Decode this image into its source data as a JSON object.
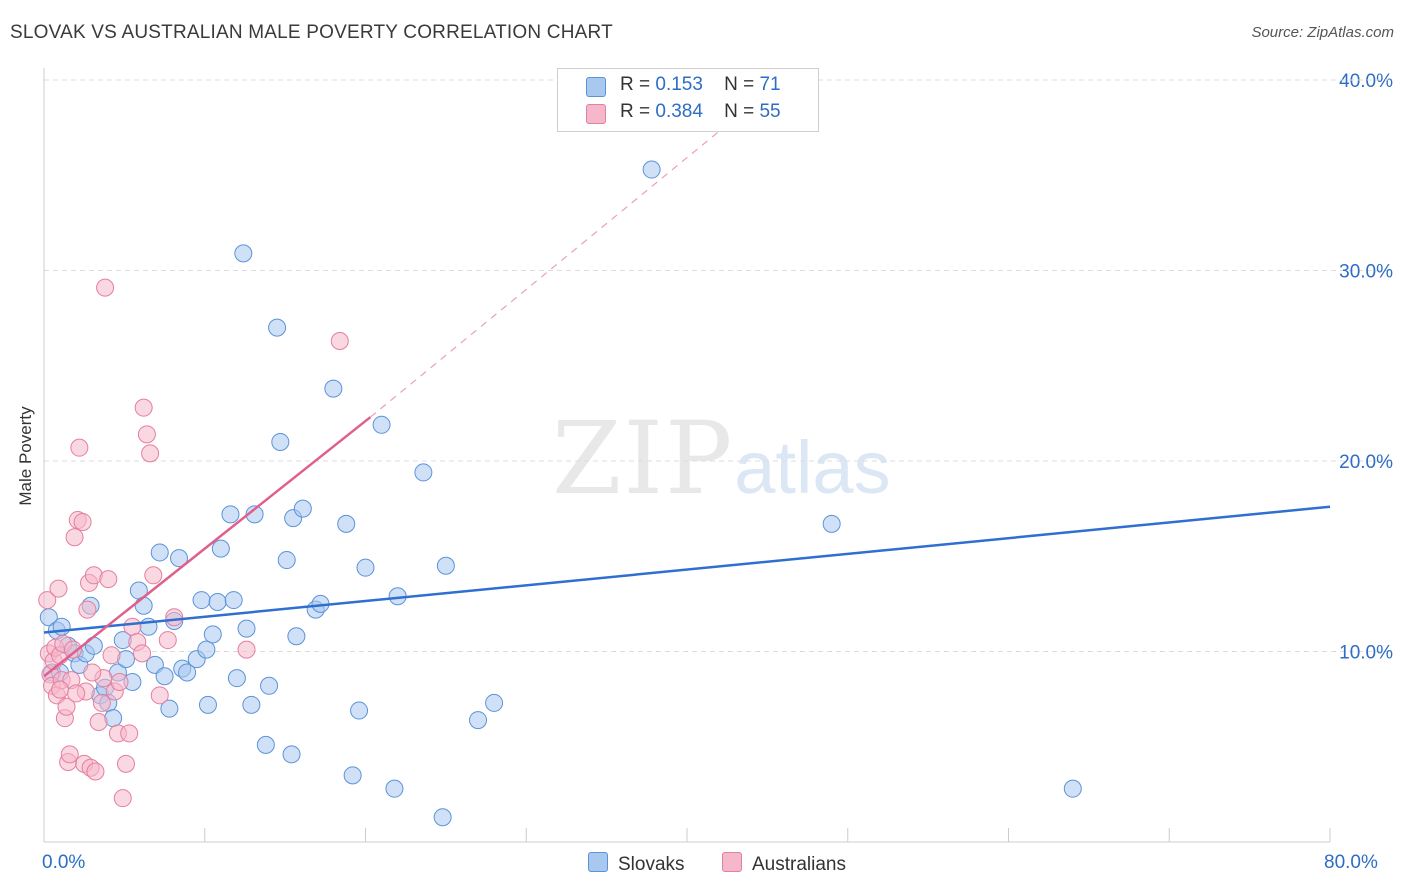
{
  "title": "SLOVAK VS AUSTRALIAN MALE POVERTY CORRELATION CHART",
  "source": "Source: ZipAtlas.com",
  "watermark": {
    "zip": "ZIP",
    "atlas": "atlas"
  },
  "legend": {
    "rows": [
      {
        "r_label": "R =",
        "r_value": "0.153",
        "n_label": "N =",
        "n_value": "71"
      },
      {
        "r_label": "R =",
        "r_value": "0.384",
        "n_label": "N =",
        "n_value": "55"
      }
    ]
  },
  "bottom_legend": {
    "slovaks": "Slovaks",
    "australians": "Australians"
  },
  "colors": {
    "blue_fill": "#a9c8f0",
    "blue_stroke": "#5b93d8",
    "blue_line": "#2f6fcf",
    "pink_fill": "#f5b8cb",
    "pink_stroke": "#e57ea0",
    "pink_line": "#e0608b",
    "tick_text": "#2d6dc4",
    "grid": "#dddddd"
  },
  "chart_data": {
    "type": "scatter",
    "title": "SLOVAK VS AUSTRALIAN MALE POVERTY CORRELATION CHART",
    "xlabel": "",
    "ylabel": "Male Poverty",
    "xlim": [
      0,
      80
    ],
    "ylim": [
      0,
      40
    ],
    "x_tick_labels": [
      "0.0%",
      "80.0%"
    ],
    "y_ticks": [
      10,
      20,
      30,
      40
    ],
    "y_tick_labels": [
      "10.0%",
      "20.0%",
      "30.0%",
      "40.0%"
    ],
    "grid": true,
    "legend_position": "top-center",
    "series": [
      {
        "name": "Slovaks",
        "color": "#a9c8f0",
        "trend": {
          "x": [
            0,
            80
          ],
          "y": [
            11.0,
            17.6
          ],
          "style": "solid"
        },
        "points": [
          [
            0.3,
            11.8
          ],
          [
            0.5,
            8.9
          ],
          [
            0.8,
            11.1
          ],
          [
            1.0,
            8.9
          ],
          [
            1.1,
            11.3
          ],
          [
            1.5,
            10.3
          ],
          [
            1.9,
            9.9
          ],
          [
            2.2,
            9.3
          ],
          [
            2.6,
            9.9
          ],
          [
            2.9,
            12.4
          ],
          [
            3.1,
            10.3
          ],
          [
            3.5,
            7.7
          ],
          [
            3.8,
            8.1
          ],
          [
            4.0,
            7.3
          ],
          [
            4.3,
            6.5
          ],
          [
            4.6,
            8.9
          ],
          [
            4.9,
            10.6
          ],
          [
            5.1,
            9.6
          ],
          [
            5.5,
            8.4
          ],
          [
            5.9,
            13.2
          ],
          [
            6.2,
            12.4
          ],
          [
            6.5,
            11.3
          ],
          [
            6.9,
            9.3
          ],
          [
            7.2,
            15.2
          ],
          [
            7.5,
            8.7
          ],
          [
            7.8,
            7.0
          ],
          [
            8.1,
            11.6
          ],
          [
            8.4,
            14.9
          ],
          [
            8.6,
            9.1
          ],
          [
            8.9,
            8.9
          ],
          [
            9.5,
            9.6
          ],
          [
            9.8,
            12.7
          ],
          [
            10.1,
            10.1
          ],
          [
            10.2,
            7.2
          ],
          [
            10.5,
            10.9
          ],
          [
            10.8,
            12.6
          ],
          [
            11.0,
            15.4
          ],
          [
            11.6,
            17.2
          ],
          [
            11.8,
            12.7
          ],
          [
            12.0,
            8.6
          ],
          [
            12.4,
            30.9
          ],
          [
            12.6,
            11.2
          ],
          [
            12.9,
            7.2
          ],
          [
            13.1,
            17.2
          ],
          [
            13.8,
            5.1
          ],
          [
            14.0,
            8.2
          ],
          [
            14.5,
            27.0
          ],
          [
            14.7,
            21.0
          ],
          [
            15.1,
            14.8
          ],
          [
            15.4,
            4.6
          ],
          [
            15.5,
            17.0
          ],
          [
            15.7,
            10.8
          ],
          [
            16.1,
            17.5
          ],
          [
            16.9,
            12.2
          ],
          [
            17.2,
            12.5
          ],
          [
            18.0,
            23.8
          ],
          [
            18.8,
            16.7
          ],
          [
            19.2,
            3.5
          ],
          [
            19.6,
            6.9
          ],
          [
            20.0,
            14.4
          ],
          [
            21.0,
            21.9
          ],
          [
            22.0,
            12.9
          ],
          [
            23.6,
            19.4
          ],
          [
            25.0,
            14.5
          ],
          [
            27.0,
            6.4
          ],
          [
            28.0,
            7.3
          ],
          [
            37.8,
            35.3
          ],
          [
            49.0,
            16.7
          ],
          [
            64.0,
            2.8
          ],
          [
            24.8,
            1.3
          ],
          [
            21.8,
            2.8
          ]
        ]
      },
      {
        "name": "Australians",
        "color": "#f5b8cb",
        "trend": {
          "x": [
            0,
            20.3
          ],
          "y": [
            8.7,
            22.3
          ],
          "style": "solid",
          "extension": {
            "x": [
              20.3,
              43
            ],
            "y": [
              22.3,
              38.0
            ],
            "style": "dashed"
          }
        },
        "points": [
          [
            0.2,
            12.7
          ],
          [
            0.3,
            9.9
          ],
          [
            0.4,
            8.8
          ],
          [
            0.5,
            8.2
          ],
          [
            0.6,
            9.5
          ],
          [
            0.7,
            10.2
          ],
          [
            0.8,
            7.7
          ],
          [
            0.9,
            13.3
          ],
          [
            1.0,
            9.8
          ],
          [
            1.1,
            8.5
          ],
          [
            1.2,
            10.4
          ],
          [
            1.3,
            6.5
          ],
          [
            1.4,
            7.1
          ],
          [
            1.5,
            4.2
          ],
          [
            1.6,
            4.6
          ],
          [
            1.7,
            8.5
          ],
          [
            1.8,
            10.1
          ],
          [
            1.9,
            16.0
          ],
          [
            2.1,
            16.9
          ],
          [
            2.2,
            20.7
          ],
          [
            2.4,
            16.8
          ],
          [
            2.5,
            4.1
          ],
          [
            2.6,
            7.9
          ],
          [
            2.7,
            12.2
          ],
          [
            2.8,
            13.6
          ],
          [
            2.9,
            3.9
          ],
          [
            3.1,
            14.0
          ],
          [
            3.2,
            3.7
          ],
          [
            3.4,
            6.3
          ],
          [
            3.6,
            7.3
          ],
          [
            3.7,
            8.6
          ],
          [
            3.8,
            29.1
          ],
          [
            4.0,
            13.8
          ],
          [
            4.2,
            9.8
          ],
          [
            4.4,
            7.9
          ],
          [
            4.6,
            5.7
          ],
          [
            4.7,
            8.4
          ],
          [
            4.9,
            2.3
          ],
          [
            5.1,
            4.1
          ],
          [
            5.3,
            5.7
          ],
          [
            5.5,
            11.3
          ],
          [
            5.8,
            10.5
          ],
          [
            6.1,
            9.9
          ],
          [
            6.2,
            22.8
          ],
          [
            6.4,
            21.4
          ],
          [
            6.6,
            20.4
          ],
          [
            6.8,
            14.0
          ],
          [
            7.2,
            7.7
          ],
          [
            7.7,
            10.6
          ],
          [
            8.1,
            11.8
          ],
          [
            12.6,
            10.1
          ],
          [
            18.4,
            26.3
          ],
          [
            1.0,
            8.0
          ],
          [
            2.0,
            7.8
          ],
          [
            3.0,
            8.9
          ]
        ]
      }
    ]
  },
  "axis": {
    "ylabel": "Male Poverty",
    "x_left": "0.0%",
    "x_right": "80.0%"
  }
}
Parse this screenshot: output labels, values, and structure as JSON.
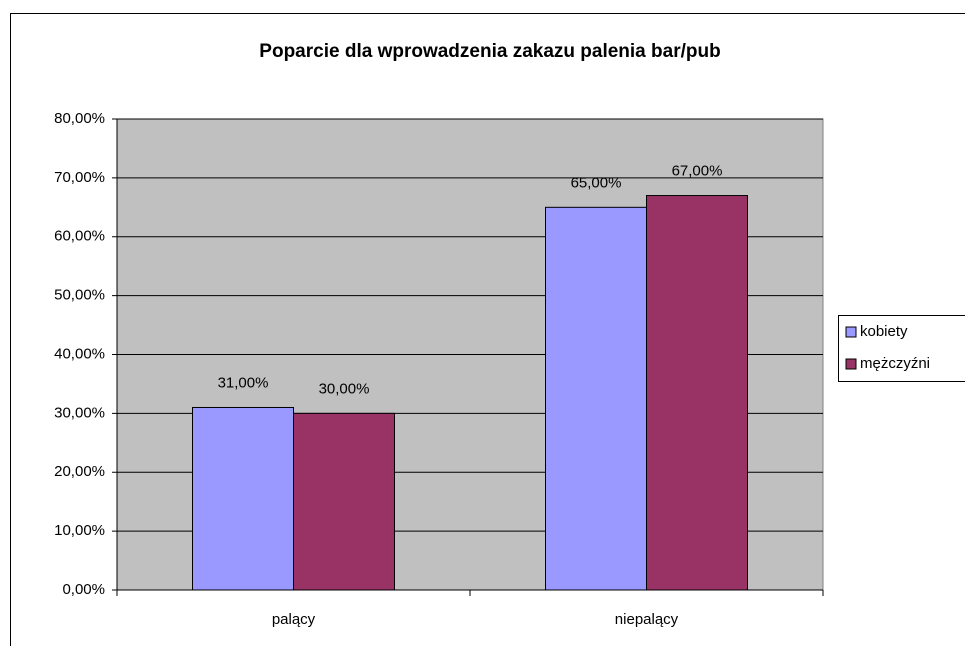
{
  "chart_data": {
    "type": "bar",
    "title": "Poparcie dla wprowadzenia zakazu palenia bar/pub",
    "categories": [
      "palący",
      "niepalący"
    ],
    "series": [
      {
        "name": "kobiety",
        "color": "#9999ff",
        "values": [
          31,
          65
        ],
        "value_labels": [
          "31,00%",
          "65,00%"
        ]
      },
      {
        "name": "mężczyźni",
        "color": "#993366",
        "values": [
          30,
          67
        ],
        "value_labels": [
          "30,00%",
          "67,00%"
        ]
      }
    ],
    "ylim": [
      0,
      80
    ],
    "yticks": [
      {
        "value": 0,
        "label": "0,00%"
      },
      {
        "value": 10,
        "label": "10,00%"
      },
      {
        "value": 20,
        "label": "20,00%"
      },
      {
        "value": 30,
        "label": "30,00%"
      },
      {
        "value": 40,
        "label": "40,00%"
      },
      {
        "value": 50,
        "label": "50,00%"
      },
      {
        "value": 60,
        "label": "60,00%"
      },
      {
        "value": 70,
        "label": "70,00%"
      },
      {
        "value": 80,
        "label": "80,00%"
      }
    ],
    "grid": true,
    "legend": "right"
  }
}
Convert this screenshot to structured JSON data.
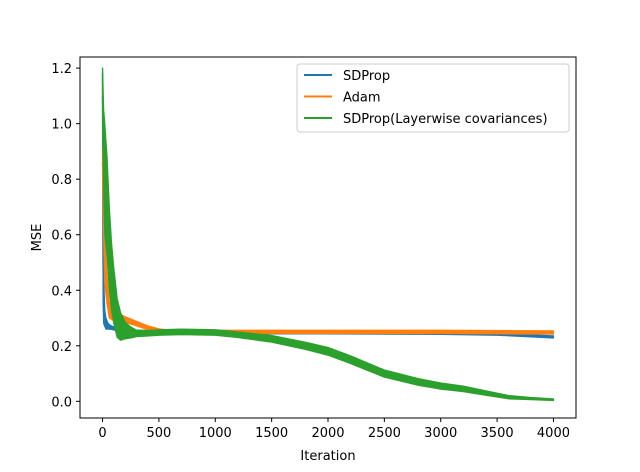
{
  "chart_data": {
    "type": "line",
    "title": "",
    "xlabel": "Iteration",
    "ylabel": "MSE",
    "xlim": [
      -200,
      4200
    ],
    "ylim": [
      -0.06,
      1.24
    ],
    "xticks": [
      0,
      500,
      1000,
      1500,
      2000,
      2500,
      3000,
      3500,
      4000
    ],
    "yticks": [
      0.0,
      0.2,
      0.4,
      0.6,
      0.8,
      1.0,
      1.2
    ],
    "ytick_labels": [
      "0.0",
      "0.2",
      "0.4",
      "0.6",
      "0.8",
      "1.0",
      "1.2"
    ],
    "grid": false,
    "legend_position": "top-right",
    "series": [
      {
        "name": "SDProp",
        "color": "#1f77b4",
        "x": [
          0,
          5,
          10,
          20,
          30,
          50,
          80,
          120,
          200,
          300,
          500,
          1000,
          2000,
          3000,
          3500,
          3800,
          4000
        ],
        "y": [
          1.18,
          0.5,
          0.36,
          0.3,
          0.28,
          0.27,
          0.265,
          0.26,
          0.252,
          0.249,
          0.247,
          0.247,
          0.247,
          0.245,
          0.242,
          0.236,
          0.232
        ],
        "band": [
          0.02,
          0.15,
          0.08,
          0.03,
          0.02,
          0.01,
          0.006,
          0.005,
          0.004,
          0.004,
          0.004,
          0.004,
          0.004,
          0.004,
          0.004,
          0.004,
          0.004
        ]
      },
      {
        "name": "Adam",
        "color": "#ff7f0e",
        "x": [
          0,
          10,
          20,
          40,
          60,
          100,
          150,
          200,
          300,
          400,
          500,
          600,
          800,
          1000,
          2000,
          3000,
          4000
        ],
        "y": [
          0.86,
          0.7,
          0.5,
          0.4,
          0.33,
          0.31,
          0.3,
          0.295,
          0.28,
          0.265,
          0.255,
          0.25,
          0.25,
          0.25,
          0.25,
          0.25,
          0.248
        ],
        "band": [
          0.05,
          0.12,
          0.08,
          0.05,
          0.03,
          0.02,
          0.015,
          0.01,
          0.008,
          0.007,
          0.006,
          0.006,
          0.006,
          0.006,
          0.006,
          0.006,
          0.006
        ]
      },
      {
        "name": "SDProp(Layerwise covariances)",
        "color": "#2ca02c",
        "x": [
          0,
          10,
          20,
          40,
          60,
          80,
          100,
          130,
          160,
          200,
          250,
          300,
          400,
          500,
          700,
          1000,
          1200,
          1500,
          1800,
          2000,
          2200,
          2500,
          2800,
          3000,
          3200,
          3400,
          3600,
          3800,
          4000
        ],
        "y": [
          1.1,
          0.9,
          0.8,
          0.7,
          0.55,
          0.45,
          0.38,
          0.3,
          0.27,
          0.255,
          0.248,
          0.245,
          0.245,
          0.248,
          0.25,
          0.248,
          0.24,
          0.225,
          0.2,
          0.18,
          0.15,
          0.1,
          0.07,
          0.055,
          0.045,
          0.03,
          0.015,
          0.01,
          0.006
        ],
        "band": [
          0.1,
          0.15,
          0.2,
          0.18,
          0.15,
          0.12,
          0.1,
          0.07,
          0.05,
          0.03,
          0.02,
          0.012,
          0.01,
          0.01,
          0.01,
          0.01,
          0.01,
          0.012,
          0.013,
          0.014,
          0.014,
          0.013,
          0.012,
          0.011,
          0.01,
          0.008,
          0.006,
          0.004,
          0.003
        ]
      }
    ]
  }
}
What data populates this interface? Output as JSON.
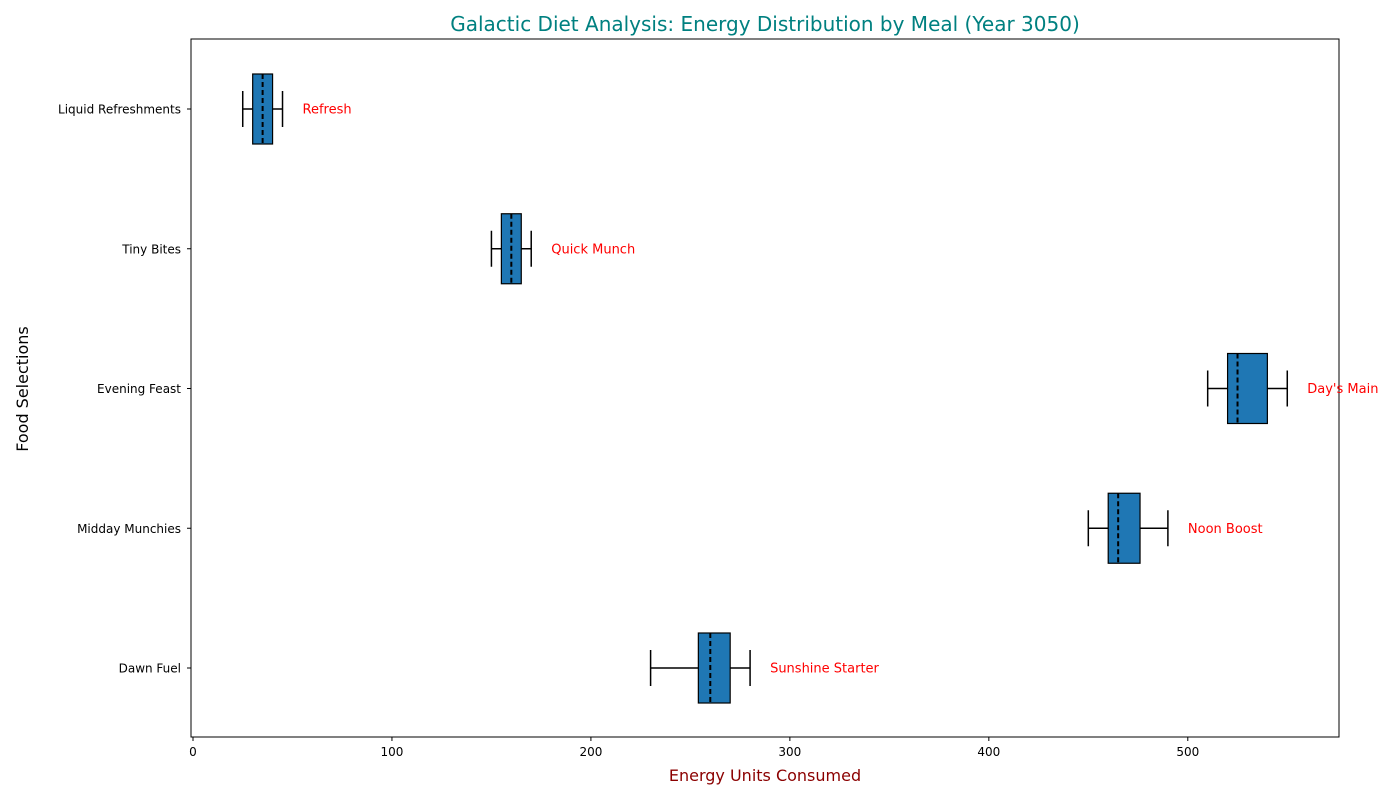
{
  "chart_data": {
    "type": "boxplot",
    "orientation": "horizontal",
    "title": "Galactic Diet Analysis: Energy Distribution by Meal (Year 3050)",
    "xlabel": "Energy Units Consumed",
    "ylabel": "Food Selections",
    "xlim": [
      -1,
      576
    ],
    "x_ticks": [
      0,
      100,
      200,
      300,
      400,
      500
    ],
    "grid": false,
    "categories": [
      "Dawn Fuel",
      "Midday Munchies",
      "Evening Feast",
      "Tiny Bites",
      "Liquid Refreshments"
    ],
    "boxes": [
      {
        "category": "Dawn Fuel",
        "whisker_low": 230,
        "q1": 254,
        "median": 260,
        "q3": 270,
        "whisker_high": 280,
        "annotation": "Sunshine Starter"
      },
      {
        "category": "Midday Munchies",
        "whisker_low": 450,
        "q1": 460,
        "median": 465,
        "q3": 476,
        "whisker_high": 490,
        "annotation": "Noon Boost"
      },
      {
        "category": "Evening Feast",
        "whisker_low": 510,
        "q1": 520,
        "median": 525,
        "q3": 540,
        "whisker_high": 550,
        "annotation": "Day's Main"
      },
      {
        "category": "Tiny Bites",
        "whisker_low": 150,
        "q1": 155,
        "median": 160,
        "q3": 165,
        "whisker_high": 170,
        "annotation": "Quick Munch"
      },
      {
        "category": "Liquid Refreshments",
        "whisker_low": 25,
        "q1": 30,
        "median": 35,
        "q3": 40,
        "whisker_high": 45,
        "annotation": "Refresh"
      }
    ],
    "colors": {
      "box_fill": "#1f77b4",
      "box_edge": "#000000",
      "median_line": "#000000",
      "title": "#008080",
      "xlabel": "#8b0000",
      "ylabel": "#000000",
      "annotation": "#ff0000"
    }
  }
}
□ □ □ □ □
● **Work to do**
Select every line where the word "category" occurs.

● **Task response**
        "category": "Dawn Fuel",
        "category": "Midday Munchies",
        "category": "Evening Feast",
        "category": "Tiny Bites",
        "category": "Liquid Refreshments",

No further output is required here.